To do
Lines from the one containing "Decode this image" through the end of the data are to be returned exactly, and no others.

Dataset records
⟨
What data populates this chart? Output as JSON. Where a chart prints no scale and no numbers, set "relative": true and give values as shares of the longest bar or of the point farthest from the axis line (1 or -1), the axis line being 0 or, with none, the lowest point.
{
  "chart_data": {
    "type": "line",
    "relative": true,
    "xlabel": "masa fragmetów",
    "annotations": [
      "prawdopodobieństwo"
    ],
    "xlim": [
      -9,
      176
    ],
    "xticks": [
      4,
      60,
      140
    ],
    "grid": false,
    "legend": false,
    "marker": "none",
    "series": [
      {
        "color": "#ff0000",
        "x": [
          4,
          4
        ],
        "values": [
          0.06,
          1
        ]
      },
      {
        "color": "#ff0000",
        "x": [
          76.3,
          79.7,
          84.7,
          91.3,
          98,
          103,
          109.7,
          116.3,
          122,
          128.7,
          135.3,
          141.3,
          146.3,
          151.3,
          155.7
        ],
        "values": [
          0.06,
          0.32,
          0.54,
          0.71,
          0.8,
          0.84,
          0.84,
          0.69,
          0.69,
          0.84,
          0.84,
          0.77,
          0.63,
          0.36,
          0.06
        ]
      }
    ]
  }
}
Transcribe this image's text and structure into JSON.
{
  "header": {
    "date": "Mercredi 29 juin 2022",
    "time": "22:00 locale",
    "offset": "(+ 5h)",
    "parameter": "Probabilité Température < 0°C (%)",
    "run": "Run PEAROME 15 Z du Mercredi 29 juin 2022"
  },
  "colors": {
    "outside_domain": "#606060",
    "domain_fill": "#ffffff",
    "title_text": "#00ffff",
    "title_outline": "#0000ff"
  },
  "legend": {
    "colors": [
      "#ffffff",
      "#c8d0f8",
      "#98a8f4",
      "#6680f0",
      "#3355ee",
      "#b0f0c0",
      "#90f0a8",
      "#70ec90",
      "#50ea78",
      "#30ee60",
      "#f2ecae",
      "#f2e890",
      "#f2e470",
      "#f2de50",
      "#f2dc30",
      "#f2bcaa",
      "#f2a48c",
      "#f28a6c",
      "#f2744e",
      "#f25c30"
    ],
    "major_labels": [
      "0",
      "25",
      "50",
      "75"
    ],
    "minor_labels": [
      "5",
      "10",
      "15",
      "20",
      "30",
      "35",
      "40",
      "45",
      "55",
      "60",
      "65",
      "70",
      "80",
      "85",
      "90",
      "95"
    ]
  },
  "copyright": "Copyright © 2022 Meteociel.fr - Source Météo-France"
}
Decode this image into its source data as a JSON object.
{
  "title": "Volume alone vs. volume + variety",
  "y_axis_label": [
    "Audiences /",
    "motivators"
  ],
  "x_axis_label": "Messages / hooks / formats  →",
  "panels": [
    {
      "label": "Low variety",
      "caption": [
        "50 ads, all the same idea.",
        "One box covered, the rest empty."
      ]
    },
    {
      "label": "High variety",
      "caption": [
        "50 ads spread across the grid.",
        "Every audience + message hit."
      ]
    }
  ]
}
⟩
Expected answer
Decode this image into its source data as a JSON object.
{
  "title": "Volume alone vs. volume + variety",
  "y_axis_label": [
    "Audiences /",
    "motivators"
  ],
  "x_axis_label": "Messages / hooks / formats  →",
  "panels": [
    {
      "label": "Low variety",
      "caption": [
        "50 ads, all the same idea.",
        "One box covered, the rest empty."
      ]
    },
    {
      "label": "High variety",
      "caption": [
        "50 ads spread across the grid.",
        "Every audience + message hit."
      ]
    }
  ]
}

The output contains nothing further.